## Work required
Give the entries again, word for word.

[Records about charts and figures]
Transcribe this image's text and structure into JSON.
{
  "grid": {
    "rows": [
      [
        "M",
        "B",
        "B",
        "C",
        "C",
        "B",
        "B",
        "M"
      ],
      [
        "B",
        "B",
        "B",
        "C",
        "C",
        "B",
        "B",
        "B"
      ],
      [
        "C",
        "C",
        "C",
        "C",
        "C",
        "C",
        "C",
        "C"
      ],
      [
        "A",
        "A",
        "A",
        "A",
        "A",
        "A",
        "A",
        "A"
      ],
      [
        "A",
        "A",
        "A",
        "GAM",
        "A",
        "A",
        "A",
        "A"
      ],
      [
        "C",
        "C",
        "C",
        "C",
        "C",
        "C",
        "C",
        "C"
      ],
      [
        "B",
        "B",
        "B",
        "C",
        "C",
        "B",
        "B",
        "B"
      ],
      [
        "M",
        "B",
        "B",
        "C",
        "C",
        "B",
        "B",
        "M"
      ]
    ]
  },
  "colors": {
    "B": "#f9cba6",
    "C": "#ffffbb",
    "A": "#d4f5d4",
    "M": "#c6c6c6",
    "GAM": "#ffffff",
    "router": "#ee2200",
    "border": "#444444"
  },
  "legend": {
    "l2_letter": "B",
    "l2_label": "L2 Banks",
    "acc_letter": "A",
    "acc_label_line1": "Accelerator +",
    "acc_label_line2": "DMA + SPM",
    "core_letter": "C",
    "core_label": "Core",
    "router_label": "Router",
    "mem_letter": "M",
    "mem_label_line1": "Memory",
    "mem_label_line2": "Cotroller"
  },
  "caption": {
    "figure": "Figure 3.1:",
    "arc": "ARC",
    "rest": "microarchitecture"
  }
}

## Exercise response
Transcribe this image's text and structure into JSON.
{
  "grid": {
    "rows": [
      [
        "M",
        "B",
        "B",
        "C",
        "C",
        "B",
        "B",
        "M"
      ],
      [
        "B",
        "B",
        "B",
        "C",
        "C",
        "B",
        "B",
        "B"
      ],
      [
        "C",
        "C",
        "C",
        "C",
        "C",
        "C",
        "C",
        "C"
      ],
      [
        "A",
        "A",
        "A",
        "A",
        "A",
        "A",
        "A",
        "A"
      ],
      [
        "A",
        "A",
        "A",
        "GAM",
        "A",
        "A",
        "A",
        "A"
      ],
      [
        "C",
        "C",
        "C",
        "C",
        "C",
        "C",
        "C",
        "C"
      ],
      [
        "B",
        "B",
        "B",
        "C",
        "C",
        "B",
        "B",
        "B"
      ],
      [
        "M",
        "B",
        "B",
        "C",
        "C",
        "B",
        "B",
        "M"
      ]
    ]
  },
  "colors": {
    "B": "#f9cba6",
    "C": "#ffffbb",
    "A": "#d4f5d4",
    "M": "#c6c6c6",
    "GAM": "#ffffff",
    "router": "#ee2200",
    "border": "#444444"
  },
  "legend": {
    "l2_letter": "B",
    "l2_label": "L2 Banks",
    "acc_letter": "A",
    "acc_label_line1": "Accelerator +",
    "acc_label_line2": "DMA + SPM",
    "core_letter": "C",
    "core_label": "Core",
    "router_label": "Router",
    "mem_letter": "M",
    "mem_label_line1": "Memory",
    "mem_label_line2": "Cotroller"
  },
  "caption": {
    "figure": "Figure 3.1:",
    "arc": "ARC",
    "rest": "microarchitecture"
  }
}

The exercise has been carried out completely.